Start of Stored records
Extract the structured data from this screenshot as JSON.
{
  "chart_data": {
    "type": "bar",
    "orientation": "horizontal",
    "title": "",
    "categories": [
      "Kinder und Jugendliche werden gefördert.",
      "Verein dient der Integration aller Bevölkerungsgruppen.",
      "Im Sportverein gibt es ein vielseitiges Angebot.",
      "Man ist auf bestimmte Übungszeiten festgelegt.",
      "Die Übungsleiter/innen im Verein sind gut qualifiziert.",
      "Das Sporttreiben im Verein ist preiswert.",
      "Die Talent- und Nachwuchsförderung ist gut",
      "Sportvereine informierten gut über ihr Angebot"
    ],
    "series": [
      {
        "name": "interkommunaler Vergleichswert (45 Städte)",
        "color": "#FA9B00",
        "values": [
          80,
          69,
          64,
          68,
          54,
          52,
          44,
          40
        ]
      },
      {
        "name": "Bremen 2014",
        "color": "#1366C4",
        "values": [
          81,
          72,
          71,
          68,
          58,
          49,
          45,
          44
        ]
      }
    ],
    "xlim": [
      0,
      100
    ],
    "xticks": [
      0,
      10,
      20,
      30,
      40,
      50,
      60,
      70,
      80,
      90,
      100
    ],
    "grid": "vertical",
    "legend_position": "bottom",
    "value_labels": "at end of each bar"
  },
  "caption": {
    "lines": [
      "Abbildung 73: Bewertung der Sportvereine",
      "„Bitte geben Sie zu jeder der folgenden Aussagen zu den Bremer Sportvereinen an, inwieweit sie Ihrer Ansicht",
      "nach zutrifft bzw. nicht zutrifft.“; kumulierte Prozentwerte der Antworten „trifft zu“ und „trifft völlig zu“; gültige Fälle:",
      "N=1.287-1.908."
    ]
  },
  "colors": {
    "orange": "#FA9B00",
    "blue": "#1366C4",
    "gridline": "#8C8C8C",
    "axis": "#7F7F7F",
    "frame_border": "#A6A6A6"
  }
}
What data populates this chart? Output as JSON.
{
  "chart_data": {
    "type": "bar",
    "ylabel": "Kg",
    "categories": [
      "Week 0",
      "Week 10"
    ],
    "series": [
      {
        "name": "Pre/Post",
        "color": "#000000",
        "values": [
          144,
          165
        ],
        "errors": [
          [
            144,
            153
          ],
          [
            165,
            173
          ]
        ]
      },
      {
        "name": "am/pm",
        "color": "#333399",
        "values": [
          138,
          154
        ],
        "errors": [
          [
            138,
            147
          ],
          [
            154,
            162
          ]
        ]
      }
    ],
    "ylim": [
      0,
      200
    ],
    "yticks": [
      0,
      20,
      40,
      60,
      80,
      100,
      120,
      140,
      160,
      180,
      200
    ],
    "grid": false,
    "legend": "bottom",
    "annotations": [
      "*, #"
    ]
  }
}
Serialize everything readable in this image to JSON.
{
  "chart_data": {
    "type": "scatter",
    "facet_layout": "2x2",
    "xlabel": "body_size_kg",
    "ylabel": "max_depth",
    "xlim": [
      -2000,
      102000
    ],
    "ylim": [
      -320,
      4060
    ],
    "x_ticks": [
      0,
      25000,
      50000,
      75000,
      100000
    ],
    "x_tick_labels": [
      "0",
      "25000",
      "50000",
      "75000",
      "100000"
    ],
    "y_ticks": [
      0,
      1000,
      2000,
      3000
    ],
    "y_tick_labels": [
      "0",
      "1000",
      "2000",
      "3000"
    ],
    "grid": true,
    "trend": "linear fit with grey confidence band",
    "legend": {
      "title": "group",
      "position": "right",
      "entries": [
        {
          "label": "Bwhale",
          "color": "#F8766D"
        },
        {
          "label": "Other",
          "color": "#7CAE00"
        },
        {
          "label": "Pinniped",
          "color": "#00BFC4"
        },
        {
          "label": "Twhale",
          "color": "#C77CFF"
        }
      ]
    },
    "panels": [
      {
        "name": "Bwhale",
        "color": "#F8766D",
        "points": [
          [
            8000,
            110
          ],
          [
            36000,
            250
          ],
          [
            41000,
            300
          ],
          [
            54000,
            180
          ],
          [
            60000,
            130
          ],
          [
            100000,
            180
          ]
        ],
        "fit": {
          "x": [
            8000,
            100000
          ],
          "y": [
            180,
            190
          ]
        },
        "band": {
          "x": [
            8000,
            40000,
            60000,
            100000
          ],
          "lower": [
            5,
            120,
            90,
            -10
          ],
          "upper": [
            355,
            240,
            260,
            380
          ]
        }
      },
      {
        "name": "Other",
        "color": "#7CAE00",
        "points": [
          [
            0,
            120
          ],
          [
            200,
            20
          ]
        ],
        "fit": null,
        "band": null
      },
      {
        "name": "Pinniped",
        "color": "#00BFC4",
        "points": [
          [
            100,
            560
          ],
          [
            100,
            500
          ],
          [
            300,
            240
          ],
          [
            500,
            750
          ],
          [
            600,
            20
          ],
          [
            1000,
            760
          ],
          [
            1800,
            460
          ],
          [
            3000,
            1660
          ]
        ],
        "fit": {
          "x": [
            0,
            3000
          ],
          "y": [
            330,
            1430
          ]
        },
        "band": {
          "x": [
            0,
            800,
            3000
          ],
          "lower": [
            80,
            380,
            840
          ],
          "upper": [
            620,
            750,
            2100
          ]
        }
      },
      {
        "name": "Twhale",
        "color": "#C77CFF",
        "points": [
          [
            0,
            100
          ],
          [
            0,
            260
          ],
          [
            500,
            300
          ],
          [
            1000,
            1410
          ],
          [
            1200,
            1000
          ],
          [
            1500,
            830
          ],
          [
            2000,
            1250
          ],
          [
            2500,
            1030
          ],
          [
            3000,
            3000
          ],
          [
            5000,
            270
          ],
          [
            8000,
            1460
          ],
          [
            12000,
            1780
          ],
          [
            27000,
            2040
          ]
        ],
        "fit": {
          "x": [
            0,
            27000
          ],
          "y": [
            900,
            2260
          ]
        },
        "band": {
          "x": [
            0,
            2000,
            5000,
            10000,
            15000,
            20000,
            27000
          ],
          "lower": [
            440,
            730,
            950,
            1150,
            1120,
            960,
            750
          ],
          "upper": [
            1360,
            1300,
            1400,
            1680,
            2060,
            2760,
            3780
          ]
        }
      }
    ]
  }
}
End of Stored records
Retype the listing. Match it exactly.

Extract the structured data from this screenshot as JSON.
{
  "chart_data": {
    "type": "bar",
    "orientation": "horizontal",
    "title": "",
    "categories": [
      "Kinder und Jugendliche werden gefördert.",
      "Verein dient der Integration aller Bevölkerungsgruppen.",
      "Im Sportverein gibt es ein vielseitiges Angebot.",
      "Man ist auf bestimmte Übungszeiten festgelegt.",
      "Die Übungsleiter/innen im Verein sind gut qualifiziert.",
      "Das Sporttreiben im Verein ist preiswert.",
      "Die Talent- und Nachwuchsförderung ist gut",
      "Sportvereine informierten gut über ihr Angebot"
    ],
    "series": [
      {
        "name": "interkommunaler Vergleichswert (45 Städte)",
        "color": "#FA9B00",
        "values": [
          80,
          69,
          64,
          68,
          54,
          52,
          44,
          40
        ]
      },
      {
        "name": "Bremen 2014",
        "color": "#1366C4",
        "values": [
          81,
          72,
          71,
          68,
          58,
          49,
          45,
          44
        ]
      }
    ],
    "xlim": [
      0,
      100
    ],
    "xticks": [
      0,
      10,
      20,
      30,
      40,
      50,
      60,
      70,
      80,
      90,
      100
    ],
    "grid": "vertical",
    "legend_position": "bottom",
    "value_labels": "at end of each bar"
  },
  "caption": {
    "lines": [
      "Abbildung 73: Bewertung der Sportvereine",
      "„Bitte geben Sie zu jeder der folgenden Aussagen zu den Bremer Sportvereinen an, inwieweit sie Ihrer Ansicht",
      "nach zutrifft bzw. nicht zutrifft.“; kumulierte Prozentwerte der Antworten „trifft zu“ und „trifft völlig zu“; gültige Fälle:",
      "N=1.287-1.908."
    ]
  },
  "colors": {
    "orange": "#FA9B00",
    "blue": "#1366C4",
    "gridline": "#8C8C8C",
    "axis": "#7F7F7F",
    "frame_border": "#A6A6A6"
  }
}
What data populates this chart? Output as JSON.
{
  "chart_data": {
    "type": "bar",
    "ylabel": "Kg",
    "categories": [
      "Week 0",
      "Week 10"
    ],
    "series": [
      {
        "name": "Pre/Post",
        "color": "#000000",
        "values": [
          144,
          165
        ],
        "errors": [
          [
            144,
            153
          ],
          [
            165,
            173
          ]
        ]
      },
      {
        "name": "am/pm",
        "color": "#333399",
        "values": [
          138,
          154
        ],
        "errors": [
          [
            138,
            147
          ],
          [
            154,
            162
          ]
        ]
      }
    ],
    "ylim": [
      0,
      200
    ],
    "yticks": [
      0,
      20,
      40,
      60,
      80,
      100,
      120,
      140,
      160,
      180,
      200
    ],
    "grid": false,
    "legend": "bottom",
    "annotations": [
      "*, #"
    ]
  }
}
Serialize everything readable in this image to JSON.
{
  "chart_data": {
    "type": "scatter",
    "facet_layout": "2x2",
    "xlabel": "body_size_kg",
    "ylabel": "max_depth",
    "xlim": [
      -2000,
      102000
    ],
    "ylim": [
      -320,
      4060
    ],
    "x_ticks": [
      0,
      25000,
      50000,
      75000,
      100000
    ],
    "x_tick_labels": [
      "0",
      "25000",
      "50000",
      "75000",
      "100000"
    ],
    "y_ticks": [
      0,
      1000,
      2000,
      3000
    ],
    "y_tick_labels": [
      "0",
      "1000",
      "2000",
      "3000"
    ],
    "grid": true,
    "trend": "linear fit with grey confidence band",
    "legend": {
      "title": "group",
      "position": "right",
      "entries": [
        {
          "label": "Bwhale",
          "color": "#F8766D"
        },
        {
          "label": "Other",
          "color": "#7CAE00"
        },
        {
          "label": "Pinniped",
          "color": "#00BFC4"
        },
        {
          "label": "Twhale",
          "color": "#C77CFF"
        }
      ]
    },
    "panels": [
      {
        "name": "Bwhale",
        "color": "#F8766D",
        "points": [
          [
            8000,
            110
          ],
          [
            36000,
            250
          ],
          [
            41000,
            300
          ],
          [
            54000,
            180
          ],
          [
            60000,
            130
          ],
          [
            100000,
            180
          ]
        ],
        "fit": {
          "x": [
            8000,
            100000
          ],
          "y": [
            180,
            190
          ]
        },
        "band": {
          "x": [
            8000,
            40000,
            60000,
            100000
          ],
          "lower": [
            5,
            120,
            90,
            -10
          ],
          "upper": [
            355,
            240,
            260,
            380
          ]
        }
      },
      {
        "name": "Other",
        "color": "#7CAE00",
        "points": [
          [
            0,
            120
          ],
          [
            200,
            20
          ]
        ],
        "fit": null,
        "band": null
      },
      {
        "name": "Pinniped",
        "color": "#00BFC4",
        "points": [
          [
            100,
            560
          ],
          [
            100,
            500
          ],
          [
            300,
            240
          ],
          [
            500,
            750
          ],
          [
            600,
            20
          ],
          [
            1000,
            760
          ],
          [
            1800,
            460
          ],
          [
            3000,
            1660
          ]
        ],
        "fit": {
          "x": [
            0,
            3000
          ],
          "y": [
            330,
            1430
          ]
        },
        "band": {
          "x": [
            0,
            800,
            3000
          ],
          "lower": [
            80,
            380,
            840
          ],
          "upper": [
            620,
            750,
            2100
          ]
        }
      },
      {
        "name": "Twhale",
        "color": "#C77CFF",
        "points": [
          [
            0,
            100
          ],
          [
            0,
            260
          ],
          [
            500,
            300
          ],
          [
            1000,
            1410
          ],
          [
            1200,
            1000
          ],
          [
            1500,
            830
          ],
          [
            2000,
            1250
          ],
          [
            2500,
            1030
          ],
          [
            3000,
            3000
          ],
          [
            5000,
            270
          ],
          [
            8000,
            1460
          ],
          [
            12000,
            1780
          ],
          [
            27000,
            2040
          ]
        ],
        "fit": {
          "x": [
            0,
            27000
          ],
          "y": [
            900,
            2260
          ]
        },
        "band": {
          "x": [
            0,
            2000,
            5000,
            10000,
            15000,
            20000,
            27000
          ],
          "lower": [
            440,
            730,
            950,
            1150,
            1120,
            960,
            750
          ],
          "upper": [
            1360,
            1300,
            1400,
            1680,
            2060,
            2760,
            3780
          ]
        }
      }
    ]
  }
}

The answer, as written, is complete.